#### Challenge
Write the material out again in full, word for word. Do not include the pictures.

----------------------------------------

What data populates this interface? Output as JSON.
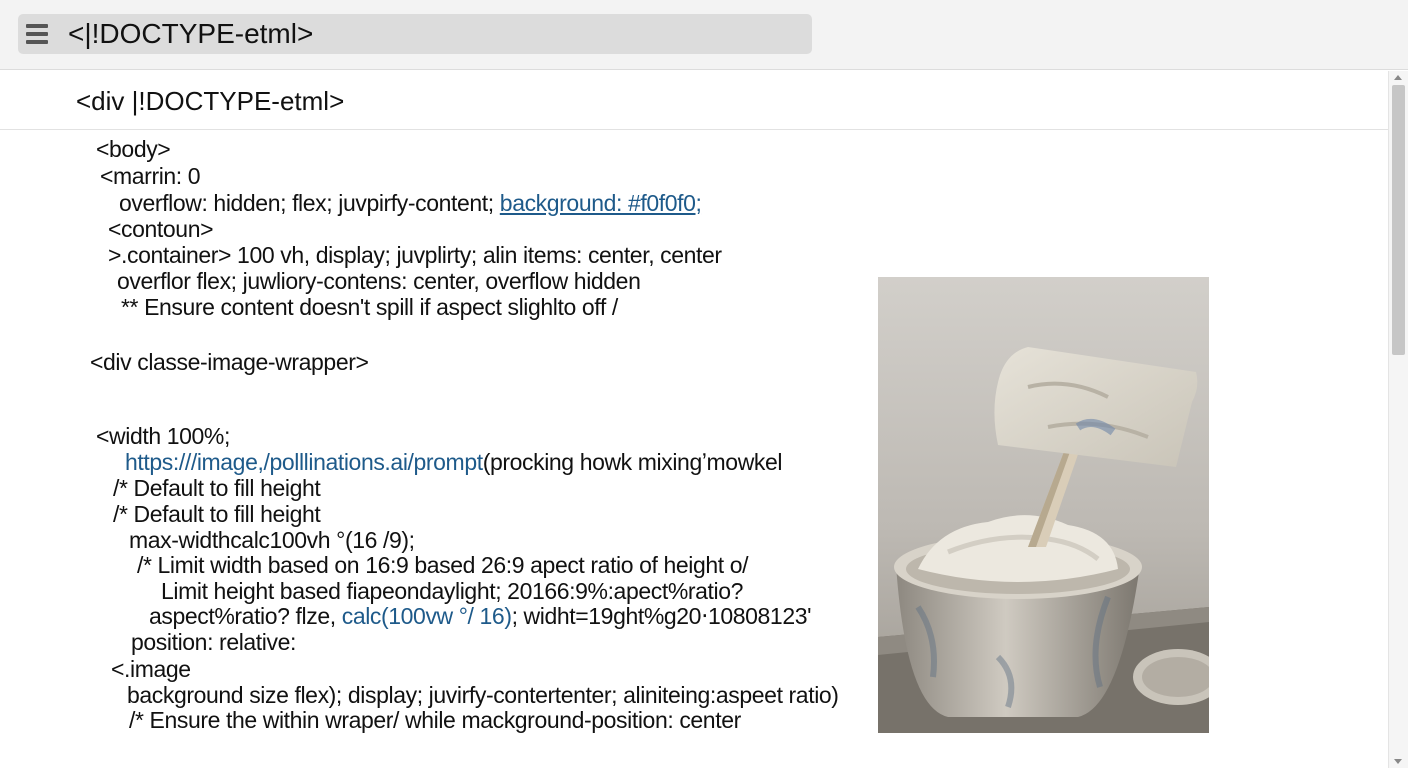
{
  "address_bar": {
    "text": "<|!DOCTYPE-etml>"
  },
  "heading": {
    "text": "<div |!DOCTYPE-etml>"
  },
  "code_lines": [
    "<body>",
    "<marrin: 0",
    "overflow: hidden; flex; juvpirfy-content; ",
    "background: #f0f0f0;",
    "<contoun>",
    ">.container> 100 vh, display; juvplirty; alin items: center, center",
    "overflor flex; juwliory-contens: center, overflow hidden",
    "** Ensure content doesn't spill if aspect slighlto off /",
    "<div classe-image-wrapper>",
    "<width  100%;",
    "https:///image,/polllinations.ai/prompt",
    "(procking howk mixingʼmowkel",
    "/* Default to fill height",
    "/* Default to fill height",
    "max-widthcalc100vh °(16 /9);",
    "/* Limit width based on 16:9 based 26:9 apect  ratio of height  o/",
    "Limit height based fiapeondaylight; 20166:9%:apect%ratio?",
    "aspect%ratio? flze, ",
    "calc(100vw °/ 16)",
    "; widht=19ght%g20‧10808123'",
    "position: relative:",
    "<.image",
    "background size flex); display; juvirfy-contertenter; aliniteing:aspeet ratio)",
    "/* Ensure the within wraper/ while mackground-position: center"
  ],
  "image": {
    "subject": "plaster-bucket-with-trowel"
  },
  "colors": {
    "link": "#1e5a8a",
    "topbar": "#f3f3f3",
    "address_bar": "#dcdcdc"
  }
}
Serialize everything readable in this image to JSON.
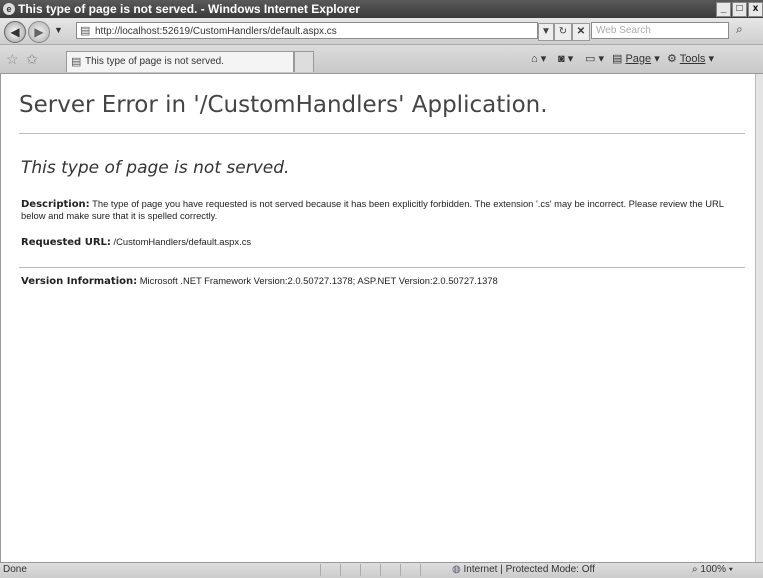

----------------------------------------

#### Final result
What data populates this interface? Output as JSON.
{
  "address_bar": {
    "text": "<|!DOCTYPE-etml>"
  },
  "heading": {
    "text": "<div |!DOCTYPE-etml>"
  },
  "code_lines": [
    "<body>",
    "<marrin: 0",
    "overflow: hidden; flex; juvpirfy-content; ",
    "background: #f0f0f0;",
    "<contoun>",
    ">.container> 100 vh, display; juvplirty; alin items: center, center",
    "overflor flex; juwliory-contens: center, overflow hidden",
    "** Ensure content doesn't spill if aspect slighlto off /",
    "<div classe-image-wrapper>",
    "<width  100%;",
    "https:///image,/polllinations.ai/prompt",
    "(procking howk mixingʼmowkel",
    "/* Default to fill height",
    "/* Default to fill height",
    "max-widthcalc100vh °(16 /9);",
    "/* Limit width based on 16:9 based 26:9 apect  ratio of height  o/",
    "Limit height based fiapeondaylight; 20166:9%:apect%ratio?",
    "aspect%ratio? flze, ",
    "calc(100vw °/ 16)",
    "; widht=19ght%g20‧10808123'",
    "position: relative:",
    "<.image",
    "background size flex); display; juvirfy-contertenter; aliniteing:aspeet ratio)",
    "/* Ensure the within wraper/ while mackground-position: center"
  ],
  "image": {
    "subject": "plaster-bucket-with-trowel"
  },
  "colors": {
    "link": "#1e5a8a",
    "topbar": "#f3f3f3",
    "address_bar": "#dcdcdc"
  }
}
Serialize everything readable in this image to JSON.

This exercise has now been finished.